Work to complete — In the entries below, count every line containing "proceedings". Return the number and nothing else.
— begin —
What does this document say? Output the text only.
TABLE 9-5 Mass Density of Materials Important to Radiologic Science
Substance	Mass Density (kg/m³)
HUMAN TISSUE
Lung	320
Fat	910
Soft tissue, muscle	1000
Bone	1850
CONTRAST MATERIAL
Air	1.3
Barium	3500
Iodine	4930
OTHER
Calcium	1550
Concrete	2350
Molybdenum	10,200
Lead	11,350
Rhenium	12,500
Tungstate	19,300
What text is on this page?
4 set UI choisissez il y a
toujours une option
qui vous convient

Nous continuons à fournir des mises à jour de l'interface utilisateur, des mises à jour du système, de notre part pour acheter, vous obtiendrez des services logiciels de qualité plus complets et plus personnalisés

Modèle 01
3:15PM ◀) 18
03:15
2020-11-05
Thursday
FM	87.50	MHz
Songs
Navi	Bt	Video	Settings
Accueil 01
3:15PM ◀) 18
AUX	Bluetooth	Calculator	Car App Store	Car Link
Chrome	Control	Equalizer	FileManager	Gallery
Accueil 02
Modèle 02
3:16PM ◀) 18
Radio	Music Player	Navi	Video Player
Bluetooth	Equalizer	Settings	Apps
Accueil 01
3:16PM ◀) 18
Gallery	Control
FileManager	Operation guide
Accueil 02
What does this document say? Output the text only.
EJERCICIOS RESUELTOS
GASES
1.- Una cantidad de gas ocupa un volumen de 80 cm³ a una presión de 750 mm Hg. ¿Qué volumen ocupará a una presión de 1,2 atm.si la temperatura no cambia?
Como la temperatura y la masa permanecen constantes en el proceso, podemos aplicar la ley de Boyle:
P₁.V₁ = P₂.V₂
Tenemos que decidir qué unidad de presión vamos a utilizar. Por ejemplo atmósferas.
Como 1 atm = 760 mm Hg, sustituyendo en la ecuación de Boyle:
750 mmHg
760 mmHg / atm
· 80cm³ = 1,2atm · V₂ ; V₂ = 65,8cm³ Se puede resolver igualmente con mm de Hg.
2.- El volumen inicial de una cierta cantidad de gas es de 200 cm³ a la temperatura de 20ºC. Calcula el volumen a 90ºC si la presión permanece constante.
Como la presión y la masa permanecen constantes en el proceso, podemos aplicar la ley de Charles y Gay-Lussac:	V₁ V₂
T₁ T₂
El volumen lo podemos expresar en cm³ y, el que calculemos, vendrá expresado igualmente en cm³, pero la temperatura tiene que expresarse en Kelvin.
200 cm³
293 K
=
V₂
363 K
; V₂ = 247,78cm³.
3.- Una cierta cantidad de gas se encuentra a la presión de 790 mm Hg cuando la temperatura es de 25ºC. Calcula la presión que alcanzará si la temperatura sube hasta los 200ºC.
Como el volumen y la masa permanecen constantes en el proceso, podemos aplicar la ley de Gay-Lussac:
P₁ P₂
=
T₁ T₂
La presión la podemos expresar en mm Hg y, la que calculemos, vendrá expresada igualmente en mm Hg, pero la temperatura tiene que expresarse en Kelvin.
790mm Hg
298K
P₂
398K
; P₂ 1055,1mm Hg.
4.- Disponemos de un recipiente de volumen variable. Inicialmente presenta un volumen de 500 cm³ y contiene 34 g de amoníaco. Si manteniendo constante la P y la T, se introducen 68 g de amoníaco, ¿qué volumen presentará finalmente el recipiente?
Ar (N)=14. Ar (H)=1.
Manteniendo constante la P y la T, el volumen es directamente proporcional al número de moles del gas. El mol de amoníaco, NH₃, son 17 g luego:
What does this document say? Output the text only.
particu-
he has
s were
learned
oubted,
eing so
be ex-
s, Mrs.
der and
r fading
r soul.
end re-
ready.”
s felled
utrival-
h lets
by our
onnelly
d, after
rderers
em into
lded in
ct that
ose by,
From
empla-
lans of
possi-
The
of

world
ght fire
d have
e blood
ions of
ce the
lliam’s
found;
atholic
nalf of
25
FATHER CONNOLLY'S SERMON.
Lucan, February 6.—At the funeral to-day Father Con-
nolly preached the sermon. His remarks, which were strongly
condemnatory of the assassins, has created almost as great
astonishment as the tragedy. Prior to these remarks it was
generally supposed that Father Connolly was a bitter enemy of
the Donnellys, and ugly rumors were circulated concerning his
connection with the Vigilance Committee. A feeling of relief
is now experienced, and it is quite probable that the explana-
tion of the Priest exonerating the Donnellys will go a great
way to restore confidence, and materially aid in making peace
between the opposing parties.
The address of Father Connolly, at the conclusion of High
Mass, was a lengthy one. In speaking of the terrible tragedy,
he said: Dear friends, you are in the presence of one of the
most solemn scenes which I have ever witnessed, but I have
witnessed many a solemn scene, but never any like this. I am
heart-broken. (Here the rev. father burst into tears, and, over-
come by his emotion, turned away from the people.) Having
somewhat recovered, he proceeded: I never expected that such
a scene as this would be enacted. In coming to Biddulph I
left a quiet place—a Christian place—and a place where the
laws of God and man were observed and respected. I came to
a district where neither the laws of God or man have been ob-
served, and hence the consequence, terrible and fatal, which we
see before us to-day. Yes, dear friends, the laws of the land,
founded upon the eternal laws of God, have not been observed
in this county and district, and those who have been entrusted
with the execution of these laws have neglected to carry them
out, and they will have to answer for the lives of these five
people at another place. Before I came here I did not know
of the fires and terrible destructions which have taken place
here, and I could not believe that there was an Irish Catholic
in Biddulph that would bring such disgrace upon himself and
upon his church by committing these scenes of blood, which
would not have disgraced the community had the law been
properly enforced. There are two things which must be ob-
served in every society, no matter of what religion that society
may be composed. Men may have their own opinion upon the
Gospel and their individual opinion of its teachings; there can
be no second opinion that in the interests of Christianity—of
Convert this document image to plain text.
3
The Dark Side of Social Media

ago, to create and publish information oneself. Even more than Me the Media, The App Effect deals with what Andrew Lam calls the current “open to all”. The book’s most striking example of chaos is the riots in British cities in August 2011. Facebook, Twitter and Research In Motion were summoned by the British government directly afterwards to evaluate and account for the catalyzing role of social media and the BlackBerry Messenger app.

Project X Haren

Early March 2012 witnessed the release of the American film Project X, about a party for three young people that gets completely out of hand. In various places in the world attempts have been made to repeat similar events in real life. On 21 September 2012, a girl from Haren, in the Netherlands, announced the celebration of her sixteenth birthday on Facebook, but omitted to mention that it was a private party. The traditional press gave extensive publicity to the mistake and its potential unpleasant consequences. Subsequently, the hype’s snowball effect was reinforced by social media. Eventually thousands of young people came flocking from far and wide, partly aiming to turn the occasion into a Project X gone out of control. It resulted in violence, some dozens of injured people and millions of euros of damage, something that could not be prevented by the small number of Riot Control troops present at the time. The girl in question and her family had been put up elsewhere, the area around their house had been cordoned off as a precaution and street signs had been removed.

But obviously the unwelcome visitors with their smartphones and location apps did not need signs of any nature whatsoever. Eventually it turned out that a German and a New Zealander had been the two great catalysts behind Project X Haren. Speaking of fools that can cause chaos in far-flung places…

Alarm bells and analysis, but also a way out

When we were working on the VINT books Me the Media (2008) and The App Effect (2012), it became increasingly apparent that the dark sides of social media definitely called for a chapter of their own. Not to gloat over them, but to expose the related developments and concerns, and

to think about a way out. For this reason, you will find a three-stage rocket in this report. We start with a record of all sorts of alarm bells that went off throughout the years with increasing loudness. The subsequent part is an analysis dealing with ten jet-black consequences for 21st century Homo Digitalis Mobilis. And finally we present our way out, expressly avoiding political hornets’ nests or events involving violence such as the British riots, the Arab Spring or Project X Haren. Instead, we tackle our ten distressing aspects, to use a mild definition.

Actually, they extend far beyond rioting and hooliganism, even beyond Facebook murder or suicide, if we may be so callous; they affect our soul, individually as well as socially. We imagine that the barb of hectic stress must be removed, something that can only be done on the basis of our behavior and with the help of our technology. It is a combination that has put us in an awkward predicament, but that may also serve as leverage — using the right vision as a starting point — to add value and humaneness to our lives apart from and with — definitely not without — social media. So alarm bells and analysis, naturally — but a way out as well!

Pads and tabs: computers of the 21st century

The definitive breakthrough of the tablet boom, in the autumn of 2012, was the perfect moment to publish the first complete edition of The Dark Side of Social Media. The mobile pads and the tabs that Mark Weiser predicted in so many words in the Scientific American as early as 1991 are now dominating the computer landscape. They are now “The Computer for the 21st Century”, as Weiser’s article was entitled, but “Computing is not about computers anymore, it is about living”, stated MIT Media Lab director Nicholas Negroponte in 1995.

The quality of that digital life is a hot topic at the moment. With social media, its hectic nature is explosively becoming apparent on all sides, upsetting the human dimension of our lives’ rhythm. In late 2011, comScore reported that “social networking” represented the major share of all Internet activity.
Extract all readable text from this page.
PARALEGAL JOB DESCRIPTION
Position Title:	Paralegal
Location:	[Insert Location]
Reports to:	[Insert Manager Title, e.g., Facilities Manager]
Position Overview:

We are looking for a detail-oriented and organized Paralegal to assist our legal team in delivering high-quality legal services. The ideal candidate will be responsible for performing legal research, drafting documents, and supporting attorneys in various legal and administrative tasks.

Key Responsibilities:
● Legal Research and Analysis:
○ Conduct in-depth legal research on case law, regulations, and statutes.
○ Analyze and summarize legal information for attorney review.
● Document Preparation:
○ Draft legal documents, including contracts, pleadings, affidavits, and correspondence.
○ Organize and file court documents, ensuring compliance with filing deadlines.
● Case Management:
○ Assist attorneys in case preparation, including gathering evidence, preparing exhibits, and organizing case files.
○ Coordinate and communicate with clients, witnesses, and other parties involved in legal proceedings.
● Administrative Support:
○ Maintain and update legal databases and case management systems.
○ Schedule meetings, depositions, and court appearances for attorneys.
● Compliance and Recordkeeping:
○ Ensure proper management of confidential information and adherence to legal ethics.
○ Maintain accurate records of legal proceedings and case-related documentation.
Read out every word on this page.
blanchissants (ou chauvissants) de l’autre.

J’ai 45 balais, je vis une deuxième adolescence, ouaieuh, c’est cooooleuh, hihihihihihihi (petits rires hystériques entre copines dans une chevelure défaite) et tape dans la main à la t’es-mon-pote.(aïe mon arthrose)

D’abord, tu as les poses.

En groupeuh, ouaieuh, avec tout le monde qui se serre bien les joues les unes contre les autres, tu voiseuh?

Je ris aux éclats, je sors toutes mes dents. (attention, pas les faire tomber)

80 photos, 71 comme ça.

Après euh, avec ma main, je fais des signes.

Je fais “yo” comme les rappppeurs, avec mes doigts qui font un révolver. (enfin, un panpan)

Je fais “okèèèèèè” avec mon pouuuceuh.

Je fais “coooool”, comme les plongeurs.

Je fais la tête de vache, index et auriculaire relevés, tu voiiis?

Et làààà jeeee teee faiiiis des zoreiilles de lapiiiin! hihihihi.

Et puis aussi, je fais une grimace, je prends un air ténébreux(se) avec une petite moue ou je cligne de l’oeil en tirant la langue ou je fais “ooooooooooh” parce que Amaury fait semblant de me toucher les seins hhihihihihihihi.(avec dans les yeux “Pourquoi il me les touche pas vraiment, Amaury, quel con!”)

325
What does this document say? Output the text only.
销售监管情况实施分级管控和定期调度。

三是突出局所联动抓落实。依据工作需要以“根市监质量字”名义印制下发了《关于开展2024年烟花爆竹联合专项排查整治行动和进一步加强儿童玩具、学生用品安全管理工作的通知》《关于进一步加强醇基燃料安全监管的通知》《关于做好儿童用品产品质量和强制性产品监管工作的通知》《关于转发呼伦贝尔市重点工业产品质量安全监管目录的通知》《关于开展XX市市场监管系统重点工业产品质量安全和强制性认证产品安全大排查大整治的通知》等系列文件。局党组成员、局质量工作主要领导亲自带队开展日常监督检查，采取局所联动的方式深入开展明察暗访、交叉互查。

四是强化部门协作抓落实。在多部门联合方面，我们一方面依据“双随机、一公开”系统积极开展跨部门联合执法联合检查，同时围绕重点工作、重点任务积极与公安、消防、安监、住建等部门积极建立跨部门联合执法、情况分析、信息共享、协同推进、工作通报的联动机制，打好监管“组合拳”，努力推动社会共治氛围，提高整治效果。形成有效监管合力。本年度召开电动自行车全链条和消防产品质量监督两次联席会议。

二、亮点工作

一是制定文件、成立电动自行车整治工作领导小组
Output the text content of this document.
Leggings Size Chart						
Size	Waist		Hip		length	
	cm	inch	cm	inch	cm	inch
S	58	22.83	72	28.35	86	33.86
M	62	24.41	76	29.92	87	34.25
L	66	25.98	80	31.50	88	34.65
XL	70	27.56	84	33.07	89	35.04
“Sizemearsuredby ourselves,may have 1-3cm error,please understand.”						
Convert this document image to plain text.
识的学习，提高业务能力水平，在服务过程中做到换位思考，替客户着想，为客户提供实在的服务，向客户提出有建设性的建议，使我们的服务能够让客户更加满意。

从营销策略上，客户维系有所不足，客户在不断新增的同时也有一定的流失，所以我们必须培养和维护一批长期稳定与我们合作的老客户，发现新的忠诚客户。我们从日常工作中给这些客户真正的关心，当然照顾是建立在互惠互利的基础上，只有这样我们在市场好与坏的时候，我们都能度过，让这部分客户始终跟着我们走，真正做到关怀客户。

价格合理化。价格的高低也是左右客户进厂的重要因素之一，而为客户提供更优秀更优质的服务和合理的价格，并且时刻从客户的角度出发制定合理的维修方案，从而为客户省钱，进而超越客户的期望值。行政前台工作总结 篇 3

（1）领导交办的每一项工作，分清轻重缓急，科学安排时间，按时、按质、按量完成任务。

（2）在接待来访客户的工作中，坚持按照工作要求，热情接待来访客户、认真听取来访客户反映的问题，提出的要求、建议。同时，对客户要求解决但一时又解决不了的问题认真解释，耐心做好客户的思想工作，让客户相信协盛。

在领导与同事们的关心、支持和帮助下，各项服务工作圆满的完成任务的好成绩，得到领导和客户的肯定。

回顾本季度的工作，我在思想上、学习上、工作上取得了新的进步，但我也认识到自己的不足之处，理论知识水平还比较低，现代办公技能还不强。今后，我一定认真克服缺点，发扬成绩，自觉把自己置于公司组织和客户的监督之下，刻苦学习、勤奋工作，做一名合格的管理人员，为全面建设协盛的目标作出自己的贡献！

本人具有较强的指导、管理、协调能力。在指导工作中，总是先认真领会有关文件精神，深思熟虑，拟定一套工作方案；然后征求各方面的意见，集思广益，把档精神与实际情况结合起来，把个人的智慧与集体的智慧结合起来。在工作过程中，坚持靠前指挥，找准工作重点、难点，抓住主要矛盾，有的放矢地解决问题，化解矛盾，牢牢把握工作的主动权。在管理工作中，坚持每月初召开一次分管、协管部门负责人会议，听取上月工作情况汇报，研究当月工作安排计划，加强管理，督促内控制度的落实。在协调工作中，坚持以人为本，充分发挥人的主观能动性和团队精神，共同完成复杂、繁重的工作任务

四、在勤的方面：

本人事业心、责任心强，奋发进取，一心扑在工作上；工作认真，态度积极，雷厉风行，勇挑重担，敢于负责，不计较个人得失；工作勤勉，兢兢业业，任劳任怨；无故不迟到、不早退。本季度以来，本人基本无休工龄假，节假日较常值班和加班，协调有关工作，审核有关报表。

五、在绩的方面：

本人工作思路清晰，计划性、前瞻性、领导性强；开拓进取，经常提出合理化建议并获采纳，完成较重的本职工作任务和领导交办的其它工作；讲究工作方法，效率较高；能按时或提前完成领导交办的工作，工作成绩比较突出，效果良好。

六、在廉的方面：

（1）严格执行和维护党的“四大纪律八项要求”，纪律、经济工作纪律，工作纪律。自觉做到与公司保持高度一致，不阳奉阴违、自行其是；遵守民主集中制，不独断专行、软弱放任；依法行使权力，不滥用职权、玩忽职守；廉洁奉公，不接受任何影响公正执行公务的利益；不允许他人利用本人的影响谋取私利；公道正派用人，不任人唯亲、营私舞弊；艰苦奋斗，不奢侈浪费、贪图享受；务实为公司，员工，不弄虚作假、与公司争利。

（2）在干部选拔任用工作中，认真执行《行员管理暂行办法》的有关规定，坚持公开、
— end —
Correct result — 2